**WRITTEN TASK**:
Transcribe the listing word for word.
■ ■ ■
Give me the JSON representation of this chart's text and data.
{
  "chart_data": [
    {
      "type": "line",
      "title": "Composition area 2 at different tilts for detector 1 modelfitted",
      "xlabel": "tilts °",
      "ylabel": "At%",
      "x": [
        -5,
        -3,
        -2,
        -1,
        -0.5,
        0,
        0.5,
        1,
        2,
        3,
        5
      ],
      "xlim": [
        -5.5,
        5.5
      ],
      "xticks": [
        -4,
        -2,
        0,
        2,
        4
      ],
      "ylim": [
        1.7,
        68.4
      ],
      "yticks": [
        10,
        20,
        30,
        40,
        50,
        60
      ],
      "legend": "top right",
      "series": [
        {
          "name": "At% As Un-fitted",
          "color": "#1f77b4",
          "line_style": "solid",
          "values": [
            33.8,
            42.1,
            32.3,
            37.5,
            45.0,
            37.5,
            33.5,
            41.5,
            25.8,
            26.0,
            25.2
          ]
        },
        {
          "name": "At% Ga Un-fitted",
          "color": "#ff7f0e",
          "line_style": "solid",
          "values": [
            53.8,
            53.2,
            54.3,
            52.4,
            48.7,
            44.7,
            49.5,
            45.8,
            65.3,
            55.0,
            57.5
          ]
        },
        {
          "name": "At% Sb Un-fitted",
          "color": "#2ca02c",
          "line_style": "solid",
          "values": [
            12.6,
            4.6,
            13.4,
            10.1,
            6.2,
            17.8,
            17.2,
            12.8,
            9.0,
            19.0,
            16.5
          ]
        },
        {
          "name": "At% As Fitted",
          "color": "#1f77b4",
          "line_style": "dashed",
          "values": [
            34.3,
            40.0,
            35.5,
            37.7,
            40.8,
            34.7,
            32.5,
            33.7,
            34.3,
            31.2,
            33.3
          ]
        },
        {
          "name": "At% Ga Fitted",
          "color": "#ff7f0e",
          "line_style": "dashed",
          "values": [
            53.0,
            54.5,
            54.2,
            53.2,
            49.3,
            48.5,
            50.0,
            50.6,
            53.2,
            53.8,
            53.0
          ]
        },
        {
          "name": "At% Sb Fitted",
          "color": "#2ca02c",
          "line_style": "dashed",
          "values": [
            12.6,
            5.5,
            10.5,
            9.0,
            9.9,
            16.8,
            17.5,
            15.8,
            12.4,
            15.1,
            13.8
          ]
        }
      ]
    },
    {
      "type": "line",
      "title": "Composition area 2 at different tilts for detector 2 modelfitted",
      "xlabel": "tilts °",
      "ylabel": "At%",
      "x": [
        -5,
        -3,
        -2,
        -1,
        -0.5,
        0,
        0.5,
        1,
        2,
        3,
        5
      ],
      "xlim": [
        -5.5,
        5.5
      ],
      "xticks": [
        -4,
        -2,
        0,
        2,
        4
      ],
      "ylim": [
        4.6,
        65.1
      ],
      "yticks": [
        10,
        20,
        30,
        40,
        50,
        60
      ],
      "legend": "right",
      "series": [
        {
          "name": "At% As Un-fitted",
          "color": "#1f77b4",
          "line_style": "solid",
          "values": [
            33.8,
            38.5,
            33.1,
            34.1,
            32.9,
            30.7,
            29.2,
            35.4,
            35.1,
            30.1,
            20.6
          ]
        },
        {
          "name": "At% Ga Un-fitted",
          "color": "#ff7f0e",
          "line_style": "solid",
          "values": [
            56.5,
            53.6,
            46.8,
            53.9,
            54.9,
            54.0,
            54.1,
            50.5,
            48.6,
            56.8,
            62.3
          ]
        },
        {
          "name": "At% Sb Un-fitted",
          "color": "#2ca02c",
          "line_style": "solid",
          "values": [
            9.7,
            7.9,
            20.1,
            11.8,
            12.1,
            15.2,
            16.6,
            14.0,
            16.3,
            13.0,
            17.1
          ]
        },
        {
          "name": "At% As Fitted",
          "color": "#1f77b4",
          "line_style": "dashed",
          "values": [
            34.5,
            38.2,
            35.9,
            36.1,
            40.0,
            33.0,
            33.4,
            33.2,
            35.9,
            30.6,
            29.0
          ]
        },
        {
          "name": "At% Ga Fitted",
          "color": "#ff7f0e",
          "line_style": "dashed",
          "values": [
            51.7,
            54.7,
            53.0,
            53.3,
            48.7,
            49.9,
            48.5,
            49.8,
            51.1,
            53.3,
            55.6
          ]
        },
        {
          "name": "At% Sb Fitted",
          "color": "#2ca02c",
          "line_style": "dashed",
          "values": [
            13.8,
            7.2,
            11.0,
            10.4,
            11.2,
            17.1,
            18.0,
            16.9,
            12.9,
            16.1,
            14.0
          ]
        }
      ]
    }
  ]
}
■ ■ ■
**THE OUTPUT**:
Give me the JSON representation of this chart's text and data.
{
  "chart_data": [
    {
      "type": "line",
      "title": "Composition area 2 at different tilts for detector 1 modelfitted",
      "xlabel": "tilts °",
      "ylabel": "At%",
      "x": [
        -5,
        -3,
        -2,
        -1,
        -0.5,
        0,
        0.5,
        1,
        2,
        3,
        5
      ],
      "xlim": [
        -5.5,
        5.5
      ],
      "xticks": [
        -4,
        -2,
        0,
        2,
        4
      ],
      "ylim": [
        1.7,
        68.4
      ],
      "yticks": [
        10,
        20,
        30,
        40,
        50,
        60
      ],
      "legend": "top right",
      "series": [
        {
          "name": "At% As Un-fitted",
          "color": "#1f77b4",
          "line_style": "solid",
          "values": [
            33.8,
            42.1,
            32.3,
            37.5,
            45.0,
            37.5,
            33.5,
            41.5,
            25.8,
            26.0,
            25.2
          ]
        },
        {
          "name": "At% Ga Un-fitted",
          "color": "#ff7f0e",
          "line_style": "solid",
          "values": [
            53.8,
            53.2,
            54.3,
            52.4,
            48.7,
            44.7,
            49.5,
            45.8,
            65.3,
            55.0,
            57.5
          ]
        },
        {
          "name": "At% Sb Un-fitted",
          "color": "#2ca02c",
          "line_style": "solid",
          "values": [
            12.6,
            4.6,
            13.4,
            10.1,
            6.2,
            17.8,
            17.2,
            12.8,
            9.0,
            19.0,
            16.5
          ]
        },
        {
          "name": "At% As Fitted",
          "color": "#1f77b4",
          "line_style": "dashed",
          "values": [
            34.3,
            40.0,
            35.5,
            37.7,
            40.8,
            34.7,
            32.5,
            33.7,
            34.3,
            31.2,
            33.3
          ]
        },
        {
          "name": "At% Ga Fitted",
          "color": "#ff7f0e",
          "line_style": "dashed",
          "values": [
            53.0,
            54.5,
            54.2,
            53.2,
            49.3,
            48.5,
            50.0,
            50.6,
            53.2,
            53.8,
            53.0
          ]
        },
        {
          "name": "At% Sb Fitted",
          "color": "#2ca02c",
          "line_style": "dashed",
          "values": [
            12.6,
            5.5,
            10.5,
            9.0,
            9.9,
            16.8,
            17.5,
            15.8,
            12.4,
            15.1,
            13.8
          ]
        }
      ]
    },
    {
      "type": "line",
      "title": "Composition area 2 at different tilts for detector 2 modelfitted",
      "xlabel": "tilts °",
      "ylabel": "At%",
      "x": [
        -5,
        -3,
        -2,
        -1,
        -0.5,
        0,
        0.5,
        1,
        2,
        3,
        5
      ],
      "xlim": [
        -5.5,
        5.5
      ],
      "xticks": [
        -4,
        -2,
        0,
        2,
        4
      ],
      "ylim": [
        4.6,
        65.1
      ],
      "yticks": [
        10,
        20,
        30,
        40,
        50,
        60
      ],
      "legend": "right",
      "series": [
        {
          "name": "At% As Un-fitted",
          "color": "#1f77b4",
          "line_style": "solid",
          "values": [
            33.8,
            38.5,
            33.1,
            34.1,
            32.9,
            30.7,
            29.2,
            35.4,
            35.1,
            30.1,
            20.6
          ]
        },
        {
          "name": "At% Ga Un-fitted",
          "color": "#ff7f0e",
          "line_style": "solid",
          "values": [
            56.5,
            53.6,
            46.8,
            53.9,
            54.9,
            54.0,
            54.1,
            50.5,
            48.6,
            56.8,
            62.3
          ]
        },
        {
          "name": "At% Sb Un-fitted",
          "color": "#2ca02c",
          "line_style": "solid",
          "values": [
            9.7,
            7.9,
            20.1,
            11.8,
            12.1,
            15.2,
            16.6,
            14.0,
            16.3,
            13.0,
            17.1
          ]
        },
        {
          "name": "At% As Fitted",
          "color": "#1f77b4",
          "line_style": "dashed",
          "values": [
            34.5,
            38.2,
            35.9,
            36.1,
            40.0,
            33.0,
            33.4,
            33.2,
            35.9,
            30.6,
            29.0
          ]
        },
        {
          "name": "At% Ga Fitted",
          "color": "#ff7f0e",
          "line_style": "dashed",
          "values": [
            51.7,
            54.7,
            53.0,
            53.3,
            48.7,
            49.9,
            48.5,
            49.8,
            51.1,
            53.3,
            55.6
          ]
        },
        {
          "name": "At% Sb Fitted",
          "color": "#2ca02c",
          "line_style": "dashed",
          "values": [
            13.8,
            7.2,
            11.0,
            10.4,
            11.2,
            17.1,
            18.0,
            16.9,
            12.9,
            16.1,
            14.0
          ]
        }
      ]
    }
  ]
}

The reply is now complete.